--- PROBLEM STATEMENT ---
Give every line from the entries that contains "screenshot".

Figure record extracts
>> BEGIN

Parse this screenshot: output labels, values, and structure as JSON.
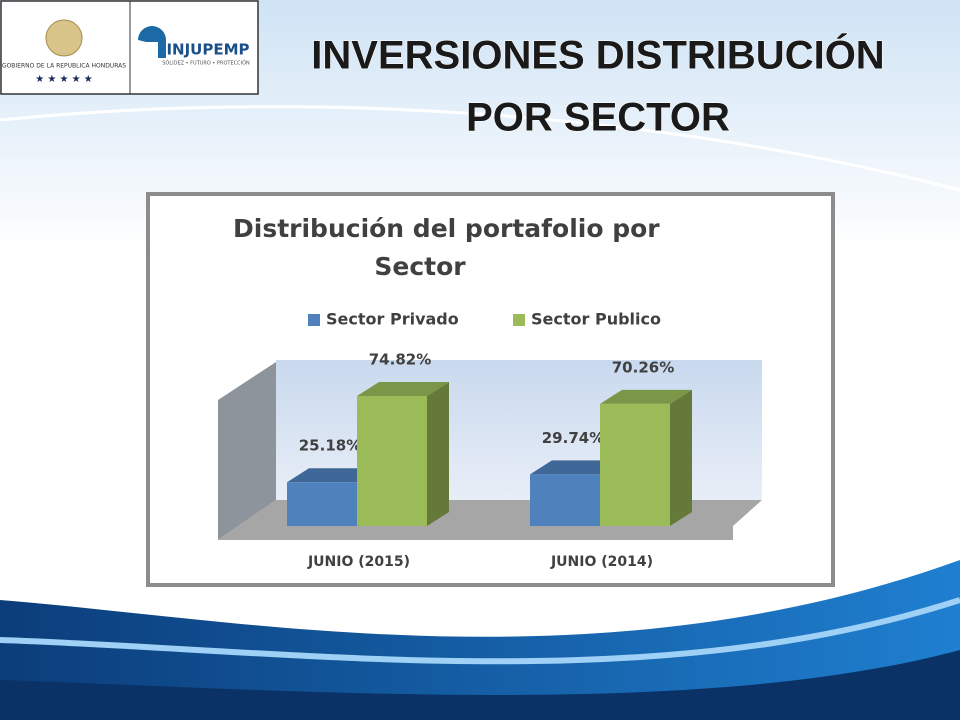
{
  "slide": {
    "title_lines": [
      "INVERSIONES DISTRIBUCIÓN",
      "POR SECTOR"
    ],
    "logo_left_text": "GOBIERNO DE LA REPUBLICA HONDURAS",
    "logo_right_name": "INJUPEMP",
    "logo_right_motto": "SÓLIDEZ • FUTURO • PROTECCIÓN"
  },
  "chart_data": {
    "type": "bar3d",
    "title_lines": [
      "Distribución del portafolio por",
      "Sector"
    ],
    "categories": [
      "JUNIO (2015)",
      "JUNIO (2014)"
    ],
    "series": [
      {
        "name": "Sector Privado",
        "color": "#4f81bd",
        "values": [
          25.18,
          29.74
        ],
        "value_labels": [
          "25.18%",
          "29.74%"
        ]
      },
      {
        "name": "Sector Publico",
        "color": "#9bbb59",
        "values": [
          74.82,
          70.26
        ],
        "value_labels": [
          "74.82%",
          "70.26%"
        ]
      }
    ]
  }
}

>> END
>> BEGIN

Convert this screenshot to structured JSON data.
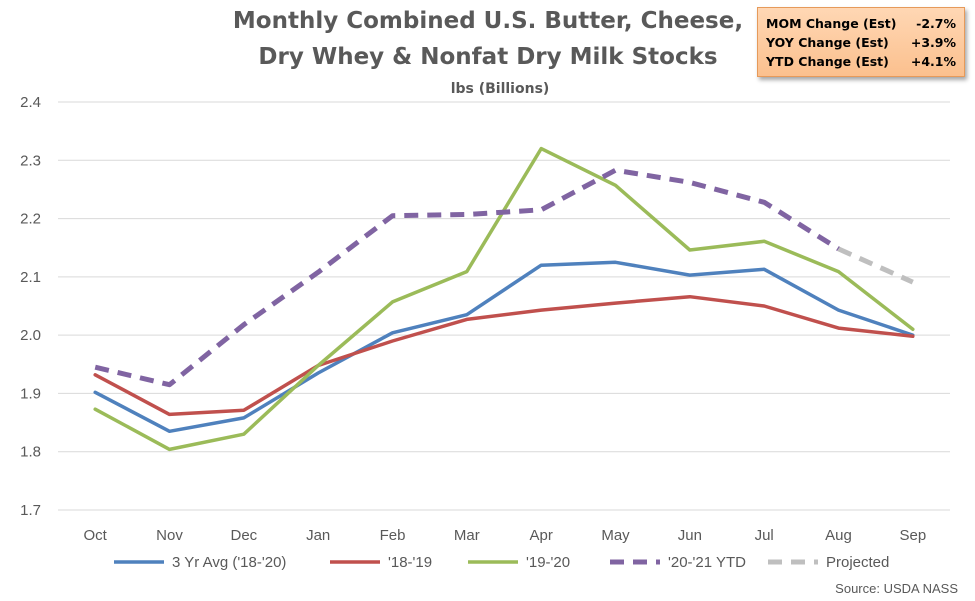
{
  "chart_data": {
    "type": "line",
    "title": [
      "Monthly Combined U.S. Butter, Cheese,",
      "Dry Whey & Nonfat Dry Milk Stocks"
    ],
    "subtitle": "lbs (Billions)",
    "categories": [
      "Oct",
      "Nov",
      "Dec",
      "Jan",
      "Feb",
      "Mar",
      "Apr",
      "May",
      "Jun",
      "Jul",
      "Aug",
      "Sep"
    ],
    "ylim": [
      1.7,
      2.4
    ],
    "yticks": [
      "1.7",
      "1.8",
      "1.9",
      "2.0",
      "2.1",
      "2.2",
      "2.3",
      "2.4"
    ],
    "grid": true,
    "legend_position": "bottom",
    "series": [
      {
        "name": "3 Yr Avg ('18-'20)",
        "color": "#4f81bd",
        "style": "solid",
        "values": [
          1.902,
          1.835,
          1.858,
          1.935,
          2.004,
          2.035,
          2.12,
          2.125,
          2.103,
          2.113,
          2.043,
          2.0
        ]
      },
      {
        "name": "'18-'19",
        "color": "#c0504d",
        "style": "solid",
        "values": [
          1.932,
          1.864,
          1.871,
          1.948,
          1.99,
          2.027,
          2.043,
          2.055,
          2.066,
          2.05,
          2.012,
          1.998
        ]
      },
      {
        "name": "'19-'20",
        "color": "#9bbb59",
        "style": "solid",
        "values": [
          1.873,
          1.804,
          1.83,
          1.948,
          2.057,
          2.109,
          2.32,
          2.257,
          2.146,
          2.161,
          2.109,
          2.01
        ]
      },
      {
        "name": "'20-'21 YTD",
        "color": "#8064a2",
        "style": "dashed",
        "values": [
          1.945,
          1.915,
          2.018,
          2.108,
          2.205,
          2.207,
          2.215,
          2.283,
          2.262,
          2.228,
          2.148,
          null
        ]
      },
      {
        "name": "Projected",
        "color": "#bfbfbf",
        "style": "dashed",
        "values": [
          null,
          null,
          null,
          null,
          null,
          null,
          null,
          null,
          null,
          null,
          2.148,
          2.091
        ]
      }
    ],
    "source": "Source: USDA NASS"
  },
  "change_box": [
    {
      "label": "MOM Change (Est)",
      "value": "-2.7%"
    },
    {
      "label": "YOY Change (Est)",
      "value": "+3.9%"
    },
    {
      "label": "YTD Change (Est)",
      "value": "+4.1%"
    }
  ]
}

>> END

--- SOLUTION TO THIS EXERCISE ---
Parse this screenshot: output labels, values, and structure as JSON.
Convert this screenshot to structured JSON data.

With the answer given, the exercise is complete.